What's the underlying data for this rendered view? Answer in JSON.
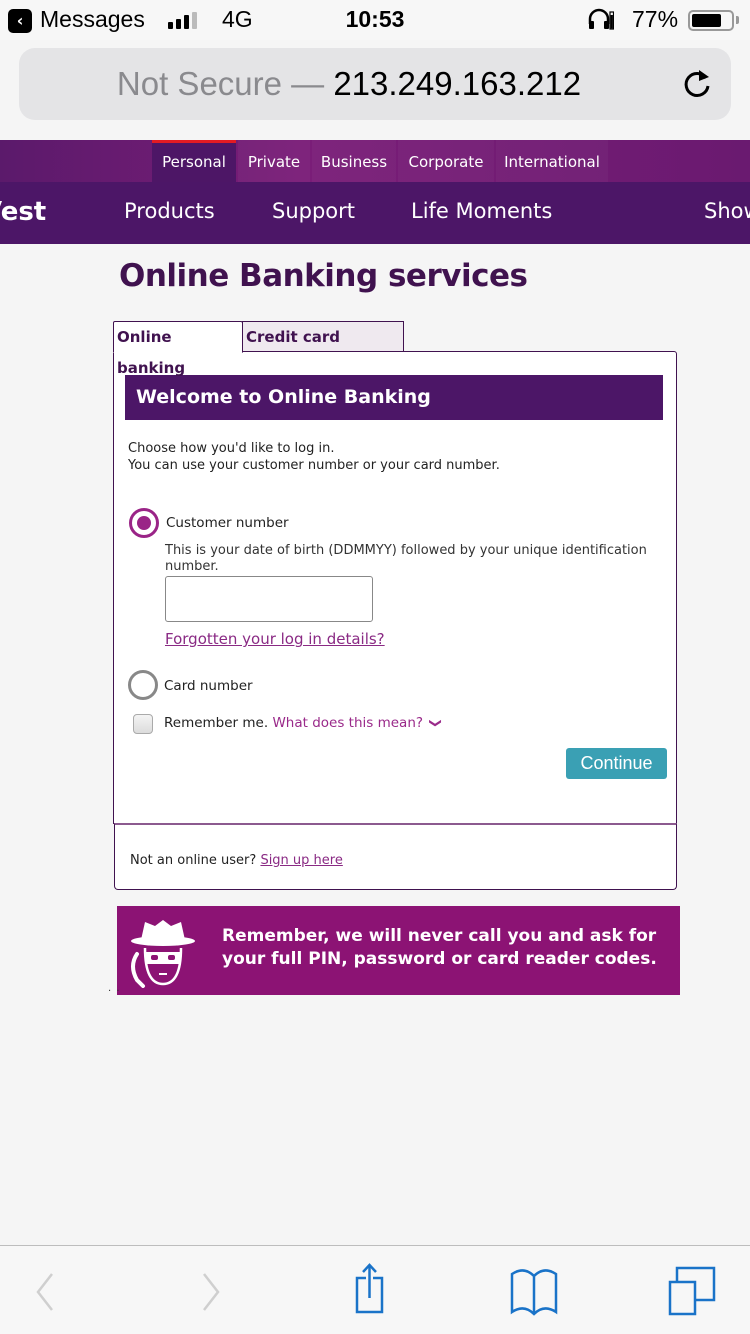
{
  "status_bar": {
    "back_app": "Messages",
    "network": "4G",
    "time": "10:53",
    "battery_percent": "77%",
    "battery_level": 0.77,
    "signal_bars_active": 3,
    "signal_bars_total": 4
  },
  "url_bar": {
    "security_label": "Not Secure —",
    "host": "213.249.163.212"
  },
  "site": {
    "brand_partial": "Vest",
    "top_nav": [
      {
        "label": "Personal",
        "active": true
      },
      {
        "label": "Private",
        "active": false
      },
      {
        "label": "Business",
        "active": false
      },
      {
        "label": "Corporate",
        "active": false
      },
      {
        "label": "International",
        "active": false
      }
    ],
    "main_nav": [
      {
        "label": "Products"
      },
      {
        "label": "Support"
      },
      {
        "label": "Life Moments"
      },
      {
        "label": "Show"
      }
    ]
  },
  "page": {
    "title": "Online Banking services",
    "tabs": [
      {
        "label": "Online banking",
        "active": true
      },
      {
        "label": "Credit card services",
        "active": false
      }
    ],
    "panel_heading": "Welcome to Online Banking",
    "intro_line1": "Choose how you'd like to log in.",
    "intro_line2": "You can use your customer number or your card number.",
    "options": {
      "customer_number": {
        "label": "Customer number",
        "selected": true,
        "help": "This is your date of birth (DDMMYY) followed by your unique identification number.",
        "input_value": "",
        "forgot_link": "Forgotten your log in details?"
      },
      "card_number": {
        "label": "Card number",
        "selected": false
      }
    },
    "remember_me": {
      "label": "Remember me.",
      "checked": false,
      "help_link": "What does this mean?",
      "chevron": "❯"
    },
    "continue_label": "Continue",
    "footer_text": "Not an online user?",
    "signup_link": "Sign up here",
    "banner_line1": "Remember, we will never call you and ask for",
    "banner_line2": "your full PIN, password or card reader codes.",
    "stray_dots": "· ·"
  },
  "colors": {
    "brand_purple": "#4c1667",
    "accent_magenta": "#9a2487",
    "banner_bg": "#8c1374",
    "button_teal": "#3aa0b4",
    "active_tab_marker": "#e31b23",
    "ios_blue": "#1a73c8"
  },
  "toolbar": {
    "back_enabled": false,
    "forward_enabled": false
  }
}
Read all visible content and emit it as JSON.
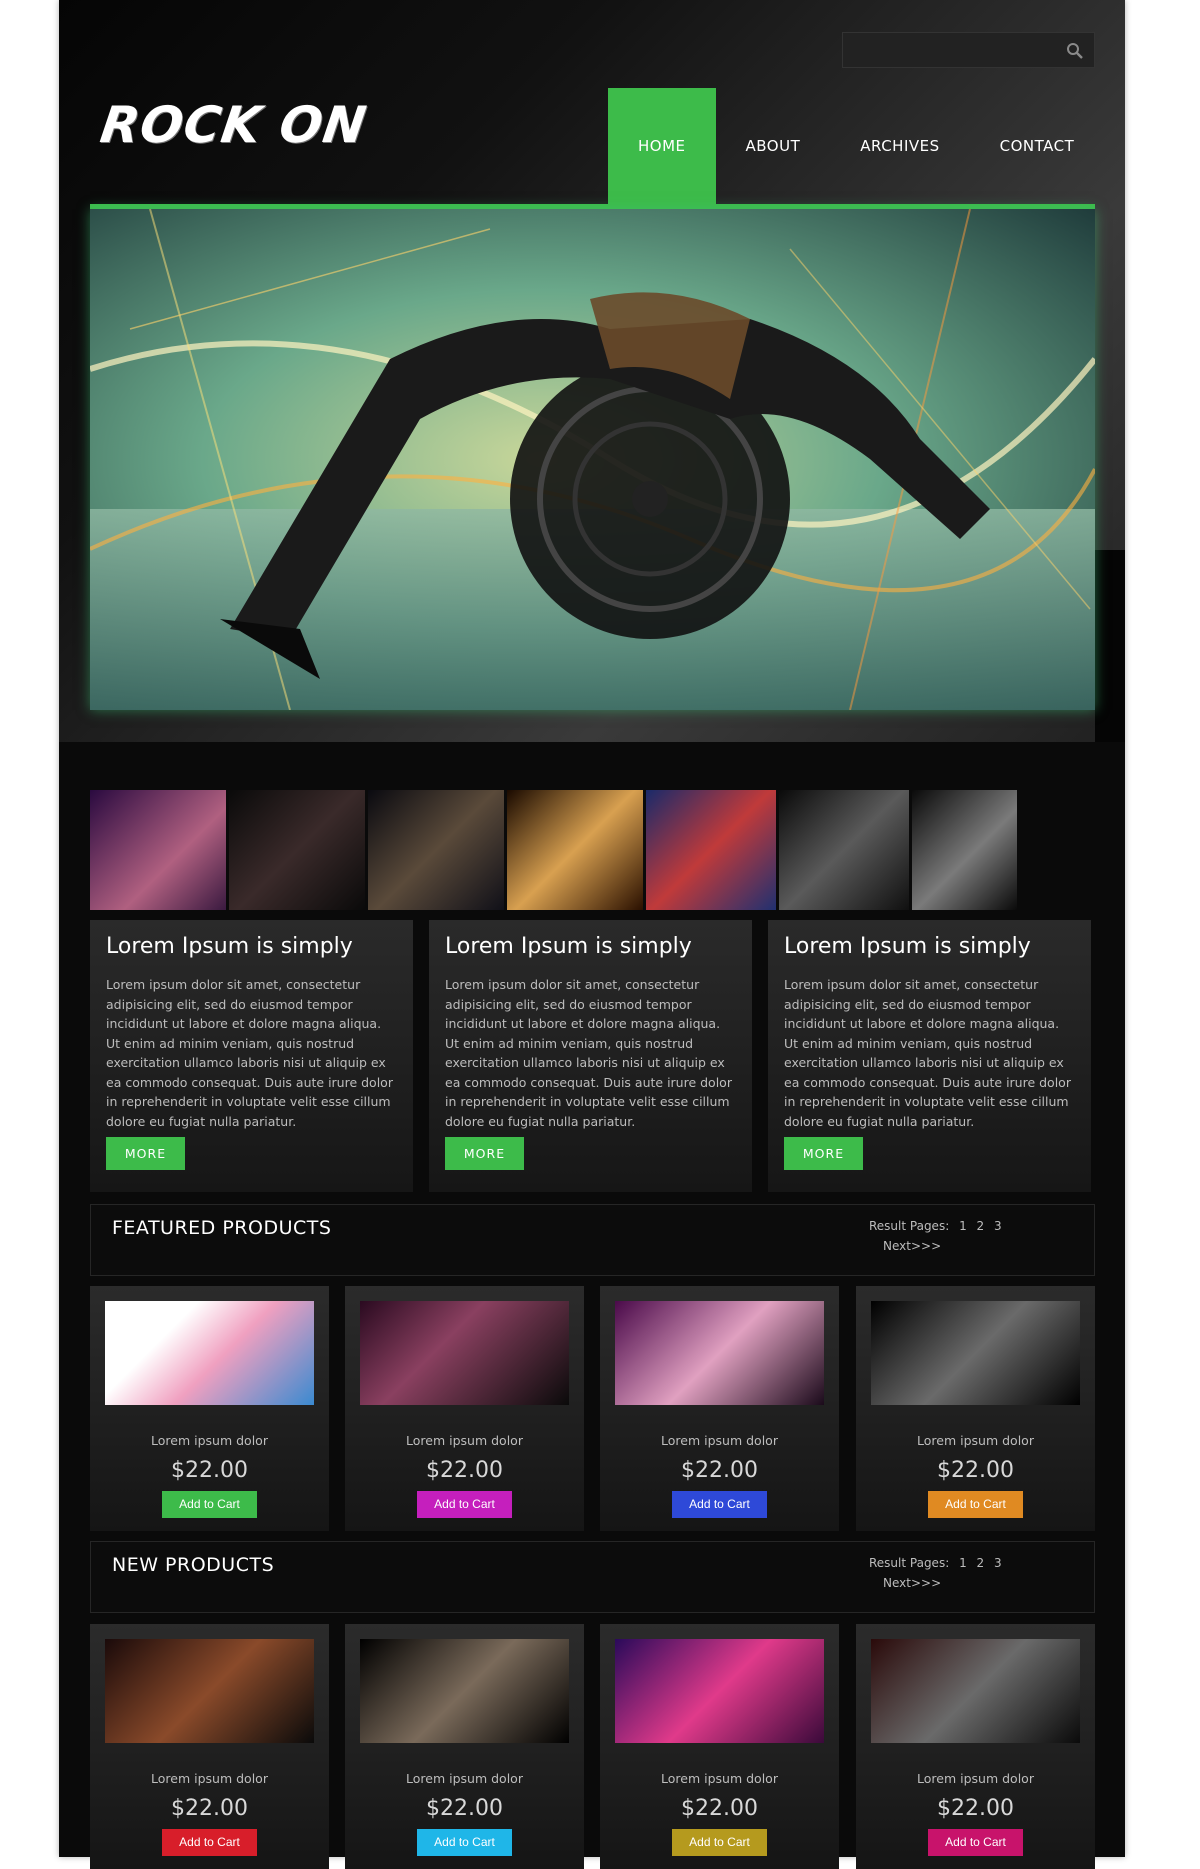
{
  "brand": {
    "logo": "ROCK ON",
    "accent": "#3dbb4a"
  },
  "search": {
    "placeholder": ""
  },
  "nav": {
    "items": [
      {
        "label": "HOME",
        "active": true
      },
      {
        "label": "ABOUT",
        "active": false
      },
      {
        "label": "ARCHIVES",
        "active": false
      },
      {
        "label": "CONTACT",
        "active": false
      }
    ]
  },
  "columns": [
    {
      "title": "Lorem Ipsum is simply",
      "body": "Lorem ipsum dolor sit amet, consectetur adipisicing elit, sed do eiusmod tempor incididunt ut labore et dolore magna aliqua. Ut enim ad minim veniam, quis nostrud exercitation ullamco laboris nisi ut aliquip ex ea commodo consequat. Duis aute irure dolor in reprehenderit in voluptate velit esse cillum dolore eu fugiat nulla pariatur.",
      "button": "MORE"
    },
    {
      "title": "Lorem Ipsum is simply",
      "body": "Lorem ipsum dolor sit amet, consectetur adipisicing elit, sed do eiusmod tempor incididunt ut labore et dolore magna aliqua. Ut enim ad minim veniam, quis nostrud exercitation ullamco laboris nisi ut aliquip ex ea commodo consequat. Duis aute irure dolor in reprehenderit in voluptate velit esse cillum dolore eu fugiat nulla pariatur.",
      "button": "MORE"
    },
    {
      "title": "Lorem Ipsum is simply",
      "body": "Lorem ipsum dolor sit amet, consectetur adipisicing elit, sed do eiusmod tempor incididunt ut labore et dolore magna aliqua. Ut enim ad minim veniam, quis nostrud exercitation ullamco laboris nisi ut aliquip ex ea commodo consequat. Duis aute irure dolor in reprehenderit in voluptate velit esse cillum dolore eu fugiat nulla pariatur.",
      "button": "MORE"
    }
  ],
  "featured": {
    "title": "FEATURED PRODUCTS",
    "pager": {
      "label": "Result Pages:",
      "pages": [
        "1",
        "2",
        "3"
      ],
      "next": "Next>>>"
    },
    "products": [
      {
        "name": "Lorem ipsum dolor",
        "price": "$22.00",
        "cart": "Add to Cart",
        "color": "#3dbb4a"
      },
      {
        "name": "Lorem ipsum dolor",
        "price": "$22.00",
        "cart": "Add to Cart",
        "color": "#c51fbd"
      },
      {
        "name": "Lorem ipsum dolor",
        "price": "$22.00",
        "cart": "Add to Cart",
        "color": "#2e49d8"
      },
      {
        "name": "Lorem ipsum dolor",
        "price": "$22.00",
        "cart": "Add to Cart",
        "color": "#e08a22"
      }
    ]
  },
  "newprod": {
    "title": "NEW PRODUCTS",
    "pager": {
      "label": "Result Pages:",
      "pages": [
        "1",
        "2",
        "3"
      ],
      "next": "Next>>>"
    },
    "products": [
      {
        "name": "Lorem ipsum dolor",
        "price": "$22.00",
        "cart": "Add to Cart",
        "color": "#d81e2a"
      },
      {
        "name": "Lorem ipsum dolor",
        "price": "$22.00",
        "cart": "Add to Cart",
        "color": "#1fb6e8"
      },
      {
        "name": "Lorem ipsum dolor",
        "price": "$22.00",
        "cart": "Add to Cart",
        "color": "#b59a1e"
      },
      {
        "name": "Lorem ipsum dolor",
        "price": "$22.00",
        "cart": "Add to Cart",
        "color": "#c8136b"
      }
    ]
  }
}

— YOUR OBJECTIVE —
Restate each line of the records exactly; pictures do not belong in the copy.

— EXERCISE OUTPUT —
What's the underlying data for this rendered view? Answer in JSON.
{
  "status_bar": {
    "back_app": "Messages",
    "network": "4G",
    "time": "10:53",
    "battery_percent": "77%",
    "battery_level": 0.77,
    "signal_bars_active": 3,
    "signal_bars_total": 4
  },
  "url_bar": {
    "security_label": "Not Secure —",
    "host": "213.249.163.212"
  },
  "site": {
    "brand_partial": "Vest",
    "top_nav": [
      {
        "label": "Personal",
        "active": true
      },
      {
        "label": "Private",
        "active": false
      },
      {
        "label": "Business",
        "active": false
      },
      {
        "label": "Corporate",
        "active": false
      },
      {
        "label": "International",
        "active": false
      }
    ],
    "main_nav": [
      {
        "label": "Products"
      },
      {
        "label": "Support"
      },
      {
        "label": "Life Moments"
      },
      {
        "label": "Show"
      }
    ]
  },
  "page": {
    "title": "Online Banking services",
    "tabs": [
      {
        "label": "Online banking",
        "active": true
      },
      {
        "label": "Credit card services",
        "active": false
      }
    ],
    "panel_heading": "Welcome to Online Banking",
    "intro_line1": "Choose how you'd like to log in.",
    "intro_line2": "You can use your customer number or your card number.",
    "options": {
      "customer_number": {
        "label": "Customer number",
        "selected": true,
        "help": "This is your date of birth (DDMMYY) followed by your unique identification number.",
        "input_value": "",
        "forgot_link": "Forgotten your log in details?"
      },
      "card_number": {
        "label": "Card number",
        "selected": false
      }
    },
    "remember_me": {
      "label": "Remember me.",
      "checked": false,
      "help_link": "What does this mean?",
      "chevron": "❯"
    },
    "continue_label": "Continue",
    "footer_text": "Not an online user?",
    "signup_link": "Sign up here",
    "banner_line1": "Remember, we will never call you and ask for",
    "banner_line2": "your full PIN, password or card reader codes.",
    "stray_dots": "· ·"
  },
  "colors": {
    "brand_purple": "#4c1667",
    "accent_magenta": "#9a2487",
    "banner_bg": "#8c1374",
    "button_teal": "#3aa0b4",
    "active_tab_marker": "#e31b23",
    "ios_blue": "#1a73c8"
  },
  "toolbar": {
    "back_enabled": false,
    "forward_enabled": false
  }
}
Read all visible content and emit it as JSON.
{
  "brand": {
    "logo": "ROCK ON",
    "accent": "#3dbb4a"
  },
  "search": {
    "placeholder": ""
  },
  "nav": {
    "items": [
      {
        "label": "HOME",
        "active": true
      },
      {
        "label": "ABOUT",
        "active": false
      },
      {
        "label": "ARCHIVES",
        "active": false
      },
      {
        "label": "CONTACT",
        "active": false
      }
    ]
  },
  "columns": [
    {
      "title": "Lorem Ipsum is simply",
      "body": "Lorem ipsum dolor sit amet, consectetur adipisicing elit, sed do eiusmod tempor incididunt ut labore et dolore magna aliqua. Ut enim ad minim veniam, quis nostrud exercitation ullamco laboris nisi ut aliquip ex ea commodo consequat. Duis aute irure dolor in reprehenderit in voluptate velit esse cillum dolore eu fugiat nulla pariatur.",
      "button": "MORE"
    },
    {
      "title": "Lorem Ipsum is simply",
      "body": "Lorem ipsum dolor sit amet, consectetur adipisicing elit, sed do eiusmod tempor incididunt ut labore et dolore magna aliqua. Ut enim ad minim veniam, quis nostrud exercitation ullamco laboris nisi ut aliquip ex ea commodo consequat. Duis aute irure dolor in reprehenderit in voluptate velit esse cillum dolore eu fugiat nulla pariatur.",
      "button": "MORE"
    },
    {
      "title": "Lorem Ipsum is simply",
      "body": "Lorem ipsum dolor sit amet, consectetur adipisicing elit, sed do eiusmod tempor incididunt ut labore et dolore magna aliqua. Ut enim ad minim veniam, quis nostrud exercitation ullamco laboris nisi ut aliquip ex ea commodo consequat. Duis aute irure dolor in reprehenderit in voluptate velit esse cillum dolore eu fugiat nulla pariatur.",
      "button": "MORE"
    }
  ],
  "featured": {
    "title": "FEATURED PRODUCTS",
    "pager": {
      "label": "Result Pages:",
      "pages": [
        "1",
        "2",
        "3"
      ],
      "next": "Next>>>"
    },
    "products": [
      {
        "name": "Lorem ipsum dolor",
        "price": "$22.00",
        "cart": "Add to Cart",
        "color": "#3dbb4a"
      },
      {
        "name": "Lorem ipsum dolor",
        "price": "$22.00",
        "cart": "Add to Cart",
        "color": "#c51fbd"
      },
      {
        "name": "Lorem ipsum dolor",
        "price": "$22.00",
        "cart": "Add to Cart",
        "color": "#2e49d8"
      },
      {
        "name": "Lorem ipsum dolor",
        "price": "$22.00",
        "cart": "Add to Cart",
        "color": "#e08a22"
      }
    ]
  },
  "newprod": {
    "title": "NEW PRODUCTS",
    "pager": {
      "label": "Result Pages:",
      "pages": [
        "1",
        "2",
        "3"
      ],
      "next": "Next>>>"
    },
    "products": [
      {
        "name": "Lorem ipsum dolor",
        "price": "$22.00",
        "cart": "Add to Cart",
        "color": "#d81e2a"
      },
      {
        "name": "Lorem ipsum dolor",
        "price": "$22.00",
        "cart": "Add to Cart",
        "color": "#1fb6e8"
      },
      {
        "name": "Lorem ipsum dolor",
        "price": "$22.00",
        "cart": "Add to Cart",
        "color": "#b59a1e"
      },
      {
        "name": "Lorem ipsum dolor",
        "price": "$22.00",
        "cart": "Add to Cart",
        "color": "#c8136b"
      }
    ]
  }
}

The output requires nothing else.